## Task instructions
Omit every picture and output the rest of the records exactly as they are.

===== Records for processing

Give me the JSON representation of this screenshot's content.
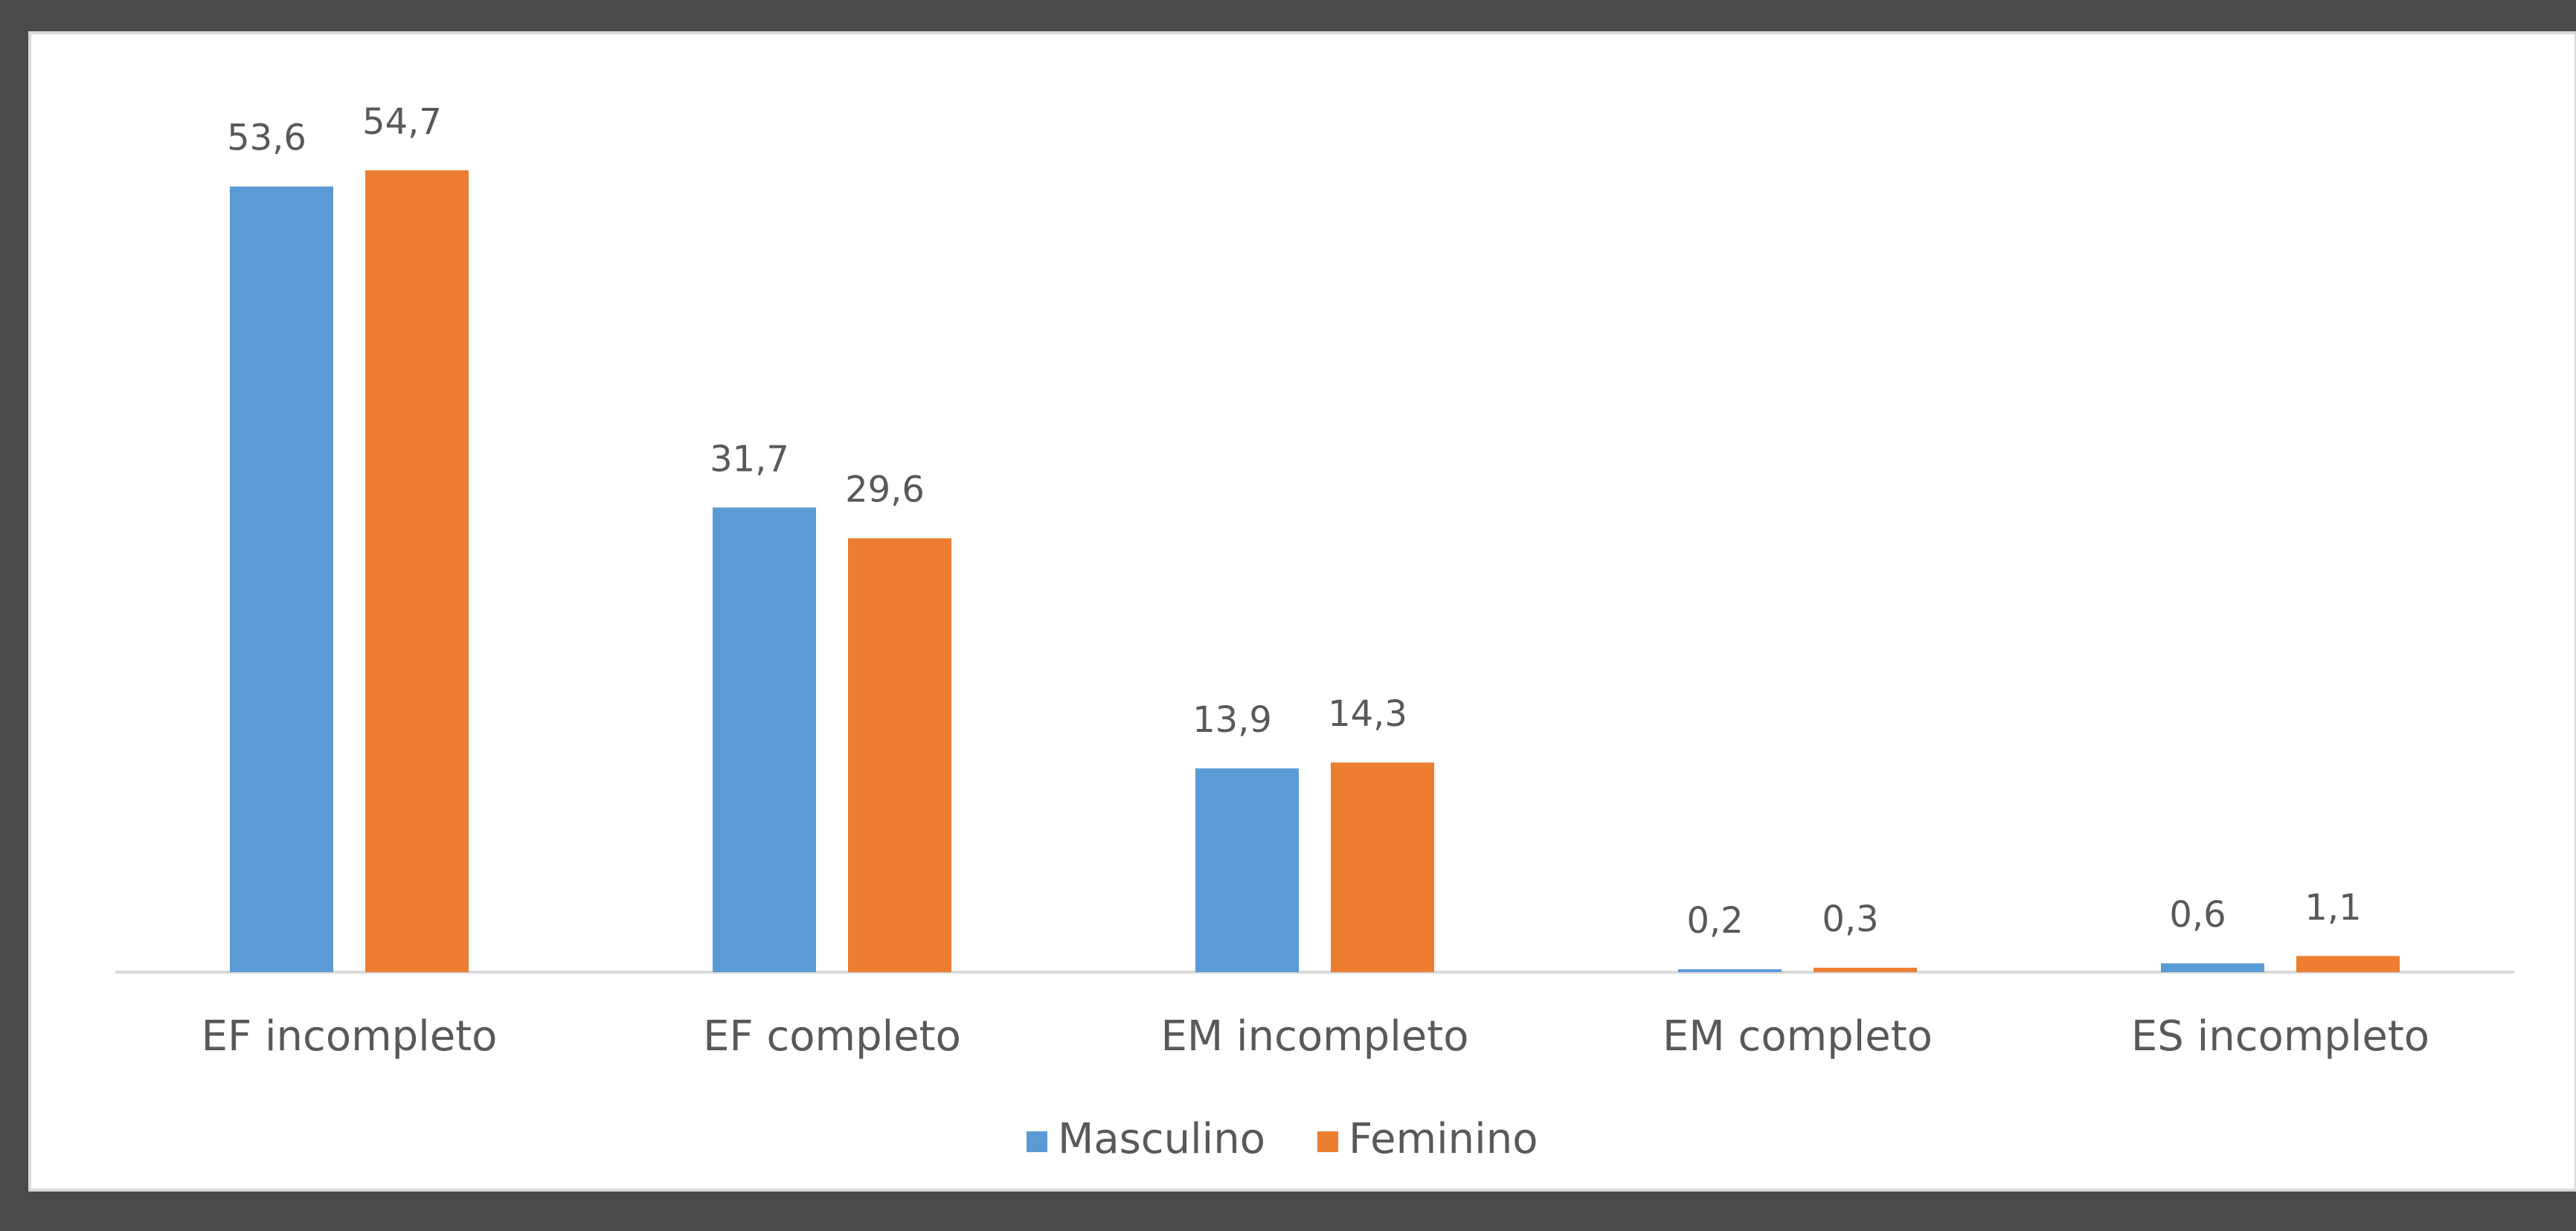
{
  "chart_data": {
    "type": "bar",
    "categories": [
      "EF incompleto",
      "EF completo",
      "EM incompleto",
      "EM completo",
      "ES incompleto"
    ],
    "series": [
      {
        "name": "Masculino",
        "color": "#5b9bd5",
        "values": [
          53.6,
          31.7,
          13.9,
          0.2,
          0.6
        ],
        "value_labels": [
          "53,6",
          "31,7",
          "13,9",
          "0,2",
          "0,6"
        ]
      },
      {
        "name": "Feminino",
        "color": "#ed7d31",
        "values": [
          54.7,
          29.6,
          14.3,
          0.3,
          1.1
        ],
        "value_labels": [
          "54,7",
          "29,6",
          "14,3",
          "0,3",
          "1,1"
        ]
      }
    ],
    "legend": "bottom"
  }
}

==========

## Final answer
Give me the JSON representation of this screenshot's content.
{
  "chart_data": {
    "type": "bar",
    "categories": [
      "EF incompleto",
      "EF completo",
      "EM incompleto",
      "EM completo",
      "ES incompleto"
    ],
    "series": [
      {
        "name": "Masculino",
        "color": "#5b9bd5",
        "values": [
          53.6,
          31.7,
          13.9,
          0.2,
          0.6
        ],
        "value_labels": [
          "53,6",
          "31,7",
          "13,9",
          "0,2",
          "0,6"
        ]
      },
      {
        "name": "Feminino",
        "color": "#ed7d31",
        "values": [
          54.7,
          29.6,
          14.3,
          0.3,
          1.1
        ],
        "value_labels": [
          "54,7",
          "29,6",
          "14,3",
          "0,3",
          "1,1"
        ]
      }
    ],
    "legend": "bottom"
  }
}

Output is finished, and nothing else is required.